## What to work on:
Check each line of the material below, and copy it if it holds the string "зачистки".

## Data for this task:

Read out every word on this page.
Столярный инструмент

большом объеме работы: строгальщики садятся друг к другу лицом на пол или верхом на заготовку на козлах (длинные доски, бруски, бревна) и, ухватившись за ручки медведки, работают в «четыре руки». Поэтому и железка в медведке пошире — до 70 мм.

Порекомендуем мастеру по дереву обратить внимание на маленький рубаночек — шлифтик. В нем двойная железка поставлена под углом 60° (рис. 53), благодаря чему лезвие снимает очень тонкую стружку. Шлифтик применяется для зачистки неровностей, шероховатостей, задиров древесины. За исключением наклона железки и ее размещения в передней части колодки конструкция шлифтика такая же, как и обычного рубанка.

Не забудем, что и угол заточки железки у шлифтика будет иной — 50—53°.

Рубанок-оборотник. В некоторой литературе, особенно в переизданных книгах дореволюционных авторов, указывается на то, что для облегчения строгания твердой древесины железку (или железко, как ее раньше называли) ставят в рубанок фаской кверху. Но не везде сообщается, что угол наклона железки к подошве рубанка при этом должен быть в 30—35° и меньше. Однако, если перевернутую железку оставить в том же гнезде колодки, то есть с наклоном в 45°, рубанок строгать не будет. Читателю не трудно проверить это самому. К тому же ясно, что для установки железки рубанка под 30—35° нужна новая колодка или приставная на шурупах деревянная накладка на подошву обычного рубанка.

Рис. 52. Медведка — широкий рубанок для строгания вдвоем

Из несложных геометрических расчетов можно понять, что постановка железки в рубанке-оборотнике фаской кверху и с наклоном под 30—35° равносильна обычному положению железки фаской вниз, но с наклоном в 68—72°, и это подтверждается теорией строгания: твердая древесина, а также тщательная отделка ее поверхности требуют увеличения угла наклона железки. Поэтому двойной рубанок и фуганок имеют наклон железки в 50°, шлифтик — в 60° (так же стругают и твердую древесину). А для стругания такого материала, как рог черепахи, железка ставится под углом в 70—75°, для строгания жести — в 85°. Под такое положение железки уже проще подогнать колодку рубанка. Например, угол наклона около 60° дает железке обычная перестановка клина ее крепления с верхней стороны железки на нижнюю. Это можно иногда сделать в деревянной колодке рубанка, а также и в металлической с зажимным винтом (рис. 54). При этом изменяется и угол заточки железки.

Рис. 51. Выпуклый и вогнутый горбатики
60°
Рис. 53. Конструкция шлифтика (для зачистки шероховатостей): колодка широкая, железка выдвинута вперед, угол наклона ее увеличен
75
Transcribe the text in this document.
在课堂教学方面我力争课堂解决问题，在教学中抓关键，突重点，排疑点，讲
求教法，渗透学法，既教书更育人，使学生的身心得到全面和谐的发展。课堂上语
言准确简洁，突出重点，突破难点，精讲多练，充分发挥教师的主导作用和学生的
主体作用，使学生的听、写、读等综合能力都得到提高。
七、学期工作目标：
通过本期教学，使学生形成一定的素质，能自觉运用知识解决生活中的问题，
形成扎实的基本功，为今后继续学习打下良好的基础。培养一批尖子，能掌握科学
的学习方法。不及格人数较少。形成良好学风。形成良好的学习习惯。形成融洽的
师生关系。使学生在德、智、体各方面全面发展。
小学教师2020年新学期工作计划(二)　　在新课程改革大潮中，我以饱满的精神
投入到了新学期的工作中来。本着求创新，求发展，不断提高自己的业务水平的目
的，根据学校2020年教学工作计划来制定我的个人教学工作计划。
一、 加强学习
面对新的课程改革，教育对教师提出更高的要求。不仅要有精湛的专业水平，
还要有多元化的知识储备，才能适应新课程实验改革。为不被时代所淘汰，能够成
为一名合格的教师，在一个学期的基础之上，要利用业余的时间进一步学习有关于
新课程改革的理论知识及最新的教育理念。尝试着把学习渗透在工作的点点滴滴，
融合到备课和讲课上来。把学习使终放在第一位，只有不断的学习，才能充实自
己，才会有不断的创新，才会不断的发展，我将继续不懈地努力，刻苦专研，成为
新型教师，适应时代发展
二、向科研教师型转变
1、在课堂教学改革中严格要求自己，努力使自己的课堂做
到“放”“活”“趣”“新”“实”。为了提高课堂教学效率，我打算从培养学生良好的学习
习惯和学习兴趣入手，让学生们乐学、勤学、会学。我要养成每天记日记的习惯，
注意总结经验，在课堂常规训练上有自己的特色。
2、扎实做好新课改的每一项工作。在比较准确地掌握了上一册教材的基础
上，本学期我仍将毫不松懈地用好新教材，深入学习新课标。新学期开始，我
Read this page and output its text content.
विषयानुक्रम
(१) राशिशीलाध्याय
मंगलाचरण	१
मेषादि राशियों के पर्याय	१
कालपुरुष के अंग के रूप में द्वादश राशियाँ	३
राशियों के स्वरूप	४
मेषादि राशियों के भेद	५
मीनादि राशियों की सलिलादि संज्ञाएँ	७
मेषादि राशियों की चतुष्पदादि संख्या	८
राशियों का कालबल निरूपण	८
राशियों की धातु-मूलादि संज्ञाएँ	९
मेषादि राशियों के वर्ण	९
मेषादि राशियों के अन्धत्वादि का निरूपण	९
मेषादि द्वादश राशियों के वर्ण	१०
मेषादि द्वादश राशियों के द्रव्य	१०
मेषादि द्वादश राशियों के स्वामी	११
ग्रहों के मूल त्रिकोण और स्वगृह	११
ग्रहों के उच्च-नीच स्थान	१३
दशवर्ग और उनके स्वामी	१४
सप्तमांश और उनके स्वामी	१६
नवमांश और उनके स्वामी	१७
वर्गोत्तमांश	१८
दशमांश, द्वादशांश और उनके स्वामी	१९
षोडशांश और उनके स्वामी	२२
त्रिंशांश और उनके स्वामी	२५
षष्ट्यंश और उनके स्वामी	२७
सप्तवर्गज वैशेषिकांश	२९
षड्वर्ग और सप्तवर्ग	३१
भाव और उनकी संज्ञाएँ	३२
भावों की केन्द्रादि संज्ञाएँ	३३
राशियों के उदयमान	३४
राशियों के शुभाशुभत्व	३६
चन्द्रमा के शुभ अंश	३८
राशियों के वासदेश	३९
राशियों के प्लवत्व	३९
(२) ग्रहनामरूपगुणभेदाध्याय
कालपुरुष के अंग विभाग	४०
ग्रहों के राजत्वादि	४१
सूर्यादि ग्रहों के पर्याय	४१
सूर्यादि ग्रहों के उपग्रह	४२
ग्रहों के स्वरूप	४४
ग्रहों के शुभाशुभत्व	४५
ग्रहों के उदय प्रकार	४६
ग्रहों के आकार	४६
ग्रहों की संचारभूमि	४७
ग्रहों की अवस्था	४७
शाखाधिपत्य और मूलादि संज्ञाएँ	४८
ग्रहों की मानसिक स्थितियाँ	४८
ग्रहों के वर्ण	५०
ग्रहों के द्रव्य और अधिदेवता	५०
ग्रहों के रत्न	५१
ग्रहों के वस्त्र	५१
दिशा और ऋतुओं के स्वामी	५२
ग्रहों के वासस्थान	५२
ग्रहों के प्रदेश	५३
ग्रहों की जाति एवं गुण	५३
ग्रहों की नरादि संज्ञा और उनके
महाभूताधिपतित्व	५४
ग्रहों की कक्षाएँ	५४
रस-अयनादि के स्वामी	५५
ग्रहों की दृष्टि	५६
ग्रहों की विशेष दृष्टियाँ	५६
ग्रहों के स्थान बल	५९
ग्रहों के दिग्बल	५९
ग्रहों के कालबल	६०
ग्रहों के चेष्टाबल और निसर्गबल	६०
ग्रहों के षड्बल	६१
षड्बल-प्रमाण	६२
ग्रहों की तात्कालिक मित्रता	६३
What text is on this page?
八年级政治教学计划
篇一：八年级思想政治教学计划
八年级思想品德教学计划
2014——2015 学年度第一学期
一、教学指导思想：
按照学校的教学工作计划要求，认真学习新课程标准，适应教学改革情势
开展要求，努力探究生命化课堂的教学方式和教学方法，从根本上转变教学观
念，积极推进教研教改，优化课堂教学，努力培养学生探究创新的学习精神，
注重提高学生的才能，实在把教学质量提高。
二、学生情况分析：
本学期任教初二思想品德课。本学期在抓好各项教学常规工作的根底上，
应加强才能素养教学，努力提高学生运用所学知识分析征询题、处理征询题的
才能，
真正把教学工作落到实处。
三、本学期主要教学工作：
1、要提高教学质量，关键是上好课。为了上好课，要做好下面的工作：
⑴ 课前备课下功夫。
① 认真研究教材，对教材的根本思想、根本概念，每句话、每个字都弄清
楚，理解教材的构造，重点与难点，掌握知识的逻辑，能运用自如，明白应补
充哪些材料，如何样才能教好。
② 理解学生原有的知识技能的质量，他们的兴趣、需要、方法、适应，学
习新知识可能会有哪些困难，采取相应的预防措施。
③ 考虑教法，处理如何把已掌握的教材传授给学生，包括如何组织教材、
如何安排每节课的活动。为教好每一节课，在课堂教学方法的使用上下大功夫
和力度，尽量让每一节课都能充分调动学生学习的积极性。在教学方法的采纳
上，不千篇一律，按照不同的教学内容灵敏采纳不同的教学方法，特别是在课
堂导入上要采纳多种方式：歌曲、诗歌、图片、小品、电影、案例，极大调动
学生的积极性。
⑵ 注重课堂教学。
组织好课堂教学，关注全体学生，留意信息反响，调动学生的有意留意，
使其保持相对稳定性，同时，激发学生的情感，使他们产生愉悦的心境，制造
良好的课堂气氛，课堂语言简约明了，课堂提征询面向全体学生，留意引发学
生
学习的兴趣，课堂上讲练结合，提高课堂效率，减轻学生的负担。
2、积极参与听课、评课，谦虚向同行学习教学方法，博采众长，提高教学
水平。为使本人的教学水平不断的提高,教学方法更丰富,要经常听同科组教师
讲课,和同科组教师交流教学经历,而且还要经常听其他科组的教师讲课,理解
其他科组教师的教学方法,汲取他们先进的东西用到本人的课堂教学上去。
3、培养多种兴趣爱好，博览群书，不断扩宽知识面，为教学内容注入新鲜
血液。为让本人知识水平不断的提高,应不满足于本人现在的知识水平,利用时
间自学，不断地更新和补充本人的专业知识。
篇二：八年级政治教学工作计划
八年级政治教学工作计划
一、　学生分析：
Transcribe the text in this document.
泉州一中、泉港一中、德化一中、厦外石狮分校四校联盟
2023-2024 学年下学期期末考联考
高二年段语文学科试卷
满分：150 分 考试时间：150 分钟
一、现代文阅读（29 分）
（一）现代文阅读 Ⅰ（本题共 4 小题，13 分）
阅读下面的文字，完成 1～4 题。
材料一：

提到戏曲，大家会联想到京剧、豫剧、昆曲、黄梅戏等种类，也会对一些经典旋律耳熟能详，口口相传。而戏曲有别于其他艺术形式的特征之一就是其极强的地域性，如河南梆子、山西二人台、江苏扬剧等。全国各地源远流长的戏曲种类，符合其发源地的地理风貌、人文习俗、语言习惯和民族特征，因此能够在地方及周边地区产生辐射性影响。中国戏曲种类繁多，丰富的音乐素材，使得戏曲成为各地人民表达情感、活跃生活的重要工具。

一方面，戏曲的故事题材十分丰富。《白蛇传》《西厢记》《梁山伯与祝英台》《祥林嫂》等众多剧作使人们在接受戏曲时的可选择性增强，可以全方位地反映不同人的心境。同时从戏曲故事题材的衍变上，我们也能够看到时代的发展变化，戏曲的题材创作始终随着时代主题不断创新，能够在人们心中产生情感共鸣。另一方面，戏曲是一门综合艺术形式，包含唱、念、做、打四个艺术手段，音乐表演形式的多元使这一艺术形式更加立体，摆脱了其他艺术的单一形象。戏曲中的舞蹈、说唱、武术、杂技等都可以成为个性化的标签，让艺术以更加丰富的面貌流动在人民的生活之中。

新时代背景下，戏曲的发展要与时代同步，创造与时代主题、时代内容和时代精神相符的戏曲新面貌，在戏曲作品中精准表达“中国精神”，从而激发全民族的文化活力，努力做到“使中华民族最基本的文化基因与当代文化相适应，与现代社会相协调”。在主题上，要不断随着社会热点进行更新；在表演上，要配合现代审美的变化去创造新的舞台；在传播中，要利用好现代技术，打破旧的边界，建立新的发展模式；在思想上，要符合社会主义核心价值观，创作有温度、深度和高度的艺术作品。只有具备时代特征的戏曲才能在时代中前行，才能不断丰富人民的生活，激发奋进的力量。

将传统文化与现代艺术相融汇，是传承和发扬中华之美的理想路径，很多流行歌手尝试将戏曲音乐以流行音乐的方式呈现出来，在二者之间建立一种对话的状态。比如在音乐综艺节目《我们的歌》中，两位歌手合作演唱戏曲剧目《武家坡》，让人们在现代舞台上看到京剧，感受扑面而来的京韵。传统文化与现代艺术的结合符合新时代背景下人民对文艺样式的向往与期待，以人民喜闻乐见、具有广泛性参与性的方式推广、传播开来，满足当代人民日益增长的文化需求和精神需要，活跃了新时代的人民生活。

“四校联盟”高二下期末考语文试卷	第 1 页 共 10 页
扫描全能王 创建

## The result:
Порекомендуем мастеру по дереву обратить внимание на маленький рубаночек — шлифтик. В нем двойная железка поставлена под углом 60° (рис. 53), благодаря чему лезвие снимает очень тонкую стружку. Шлифтик применяется для зачистки неровностей, шероховатостей, задиров древесины. За исключением наклона железки и ее размещения в передней части колодки конструкция шлифтика такая же, как и обычного рубанка.
Рис. 53. Конструкция шлифтика (для зачистки шероховатостей): колодка широкая, железка выдвинута вперед, угол наклона ее увеличен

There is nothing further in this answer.